Collection entries:
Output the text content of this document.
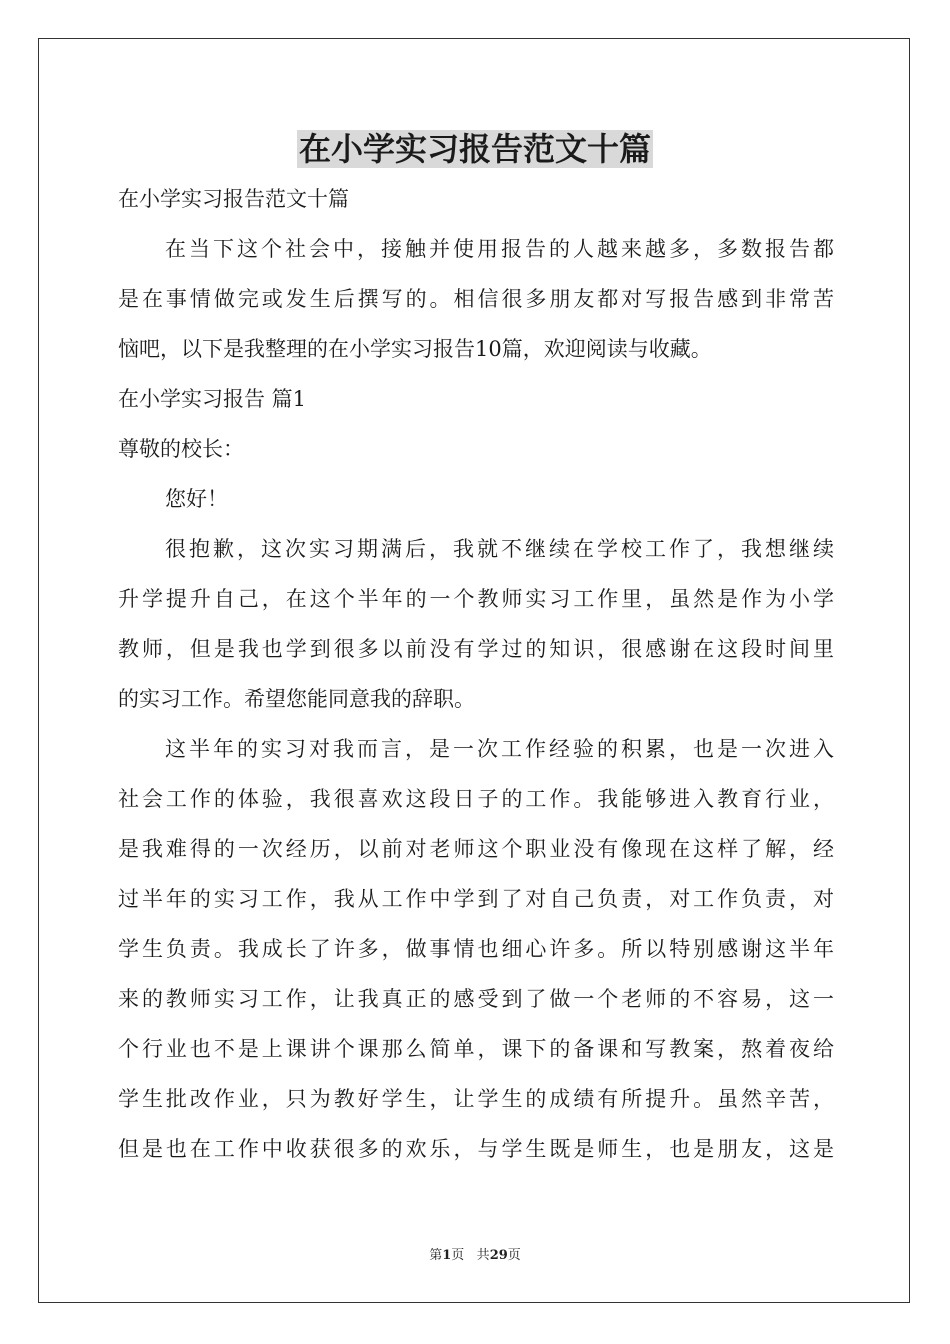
在小学实习报告范文十篇
在小学实习报告范文十篇
在当下这个社会中，接触并使用报告的人越来越多，多数报告都
是在事情做完或发生后撰写的。相信很多朋友都对写报告感到非常苦
恼吧，以下是我整理的在小学实习报告10篇，欢迎阅读与收藏。
在小学实习报告 篇1
尊敬的校长：
您好！
很抱歉，这次实习期满后，我就不继续在学校工作了，我想继续
升学提升自己，在这个半年的一个教师实习工作里，虽然是作为小学
教师，但是我也学到很多以前没有学过的知识，很感谢在这段时间里
的实习工作。希望您能同意我的辞职。
这半年的实习对我而言，是一次工作经验的积累，也是一次进入
社会工作的体验，我很喜欢这段日子的工作。我能够进入教育行业，
是我难得的一次经历，以前对老师这个职业没有像现在这样了解，经
过半年的实习工作，我从工作中学到了对自己负责，对工作负责，对
学生负责。我成长了许多，做事情也细心许多。所以特别感谢这半年
来的教师实习工作，让我真正的感受到了做一个老师的不容易，这一
个行业也不是上课讲个课那么简单，课下的备课和写教案，熬着夜给
学生批改作业，只为教好学生，让学生的成绩有所提升。虽然辛苦，
但是也在工作中收获很多的欢乐，与学生既是师生，也是朋友，这是
第1页 共29页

> TASK GOAL: Go through the listing above and quote it exactly, apart from its images.

> THE RESPONSE:
Output the text content of this document.
在小学实习报告范文十篇
在小学实习报告范文十篇
在当下这个社会中，接触并使用报告的人越来越多，多数报告都
是在事情做完或发生后撰写的。相信很多朋友都对写报告感到非常苦
恼吧，以下是我整理的在小学实习报告10篇，欢迎阅读与收藏。
在小学实习报告 篇1
尊敬的校长：
您好！
很抱歉，这次实习期满后，我就不继续在学校工作了，我想继续
升学提升自己，在这个半年的一个教师实习工作里，虽然是作为小学
教师，但是我也学到很多以前没有学过的知识，很感谢在这段时间里
的实习工作。希望您能同意我的辞职。
这半年的实习对我而言，是一次工作经验的积累，也是一次进入
社会工作的体验，我很喜欢这段日子的工作。我能够进入教育行业，
是我难得的一次经历，以前对老师这个职业没有像现在这样了解，经
过半年的实习工作，我从工作中学到了对自己负责，对工作负责，对
学生负责。我成长了许多，做事情也细心许多。所以特别感谢这半年
来的教师实习工作，让我真正的感受到了做一个老师的不容易，这一
个行业也不是上课讲个课那么简单，课下的备课和写教案，熬着夜给
学生批改作业，只为教好学生，让学生的成绩有所提升。虽然辛苦，
但是也在工作中收获很多的欢乐，与学生既是师生，也是朋友，这是
第1页 共29页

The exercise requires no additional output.